#### The input
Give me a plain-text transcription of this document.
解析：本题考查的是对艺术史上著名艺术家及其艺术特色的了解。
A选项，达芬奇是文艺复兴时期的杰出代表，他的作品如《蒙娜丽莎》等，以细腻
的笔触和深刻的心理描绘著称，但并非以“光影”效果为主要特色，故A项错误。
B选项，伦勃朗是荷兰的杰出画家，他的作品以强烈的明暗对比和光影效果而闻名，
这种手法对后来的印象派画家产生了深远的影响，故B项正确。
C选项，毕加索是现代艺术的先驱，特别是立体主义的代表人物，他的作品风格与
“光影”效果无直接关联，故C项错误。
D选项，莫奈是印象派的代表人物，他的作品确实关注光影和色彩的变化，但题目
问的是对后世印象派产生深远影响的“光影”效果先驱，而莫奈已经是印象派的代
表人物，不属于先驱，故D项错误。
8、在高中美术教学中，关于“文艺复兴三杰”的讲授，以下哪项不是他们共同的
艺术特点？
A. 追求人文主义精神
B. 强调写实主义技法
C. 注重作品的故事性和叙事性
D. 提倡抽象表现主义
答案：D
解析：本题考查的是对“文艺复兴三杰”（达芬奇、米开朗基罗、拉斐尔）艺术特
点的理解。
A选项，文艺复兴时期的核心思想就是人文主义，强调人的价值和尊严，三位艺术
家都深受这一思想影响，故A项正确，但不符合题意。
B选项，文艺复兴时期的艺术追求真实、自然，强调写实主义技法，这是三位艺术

#### The problem
Write out every record shown above, word for word.

#### Final result
Give me a plain-text transcription of this document.
解析：本题考查的是对艺术史上著名艺术家及其艺术特色的了解。
A选项，达芬奇是文艺复兴时期的杰出代表，他的作品如《蒙娜丽莎》等，以细腻
的笔触和深刻的心理描绘著称，但并非以“光影”效果为主要特色，故A项错误。
B选项，伦勃朗是荷兰的杰出画家，他的作品以强烈的明暗对比和光影效果而闻名，
这种手法对后来的印象派画家产生了深远的影响，故B项正确。
C选项，毕加索是现代艺术的先驱，特别是立体主义的代表人物，他的作品风格与
“光影”效果无直接关联，故C项错误。
D选项，莫奈是印象派的代表人物，他的作品确实关注光影和色彩的变化，但题目
问的是对后世印象派产生深远影响的“光影”效果先驱，而莫奈已经是印象派的代
表人物，不属于先驱，故D项错误。
8、在高中美术教学中，关于“文艺复兴三杰”的讲授，以下哪项不是他们共同的
艺术特点？
A. 追求人文主义精神
B. 强调写实主义技法
C. 注重作品的故事性和叙事性
D. 提倡抽象表现主义
答案：D
解析：本题考查的是对“文艺复兴三杰”（达芬奇、米开朗基罗、拉斐尔）艺术特
点的理解。
A选项，文艺复兴时期的核心思想就是人文主义，强调人的价值和尊严，三位艺术
家都深受这一思想影响，故A项正确，但不符合题意。
B选项，文艺复兴时期的艺术追求真实、自然，强调写实主义技法，这是三位艺术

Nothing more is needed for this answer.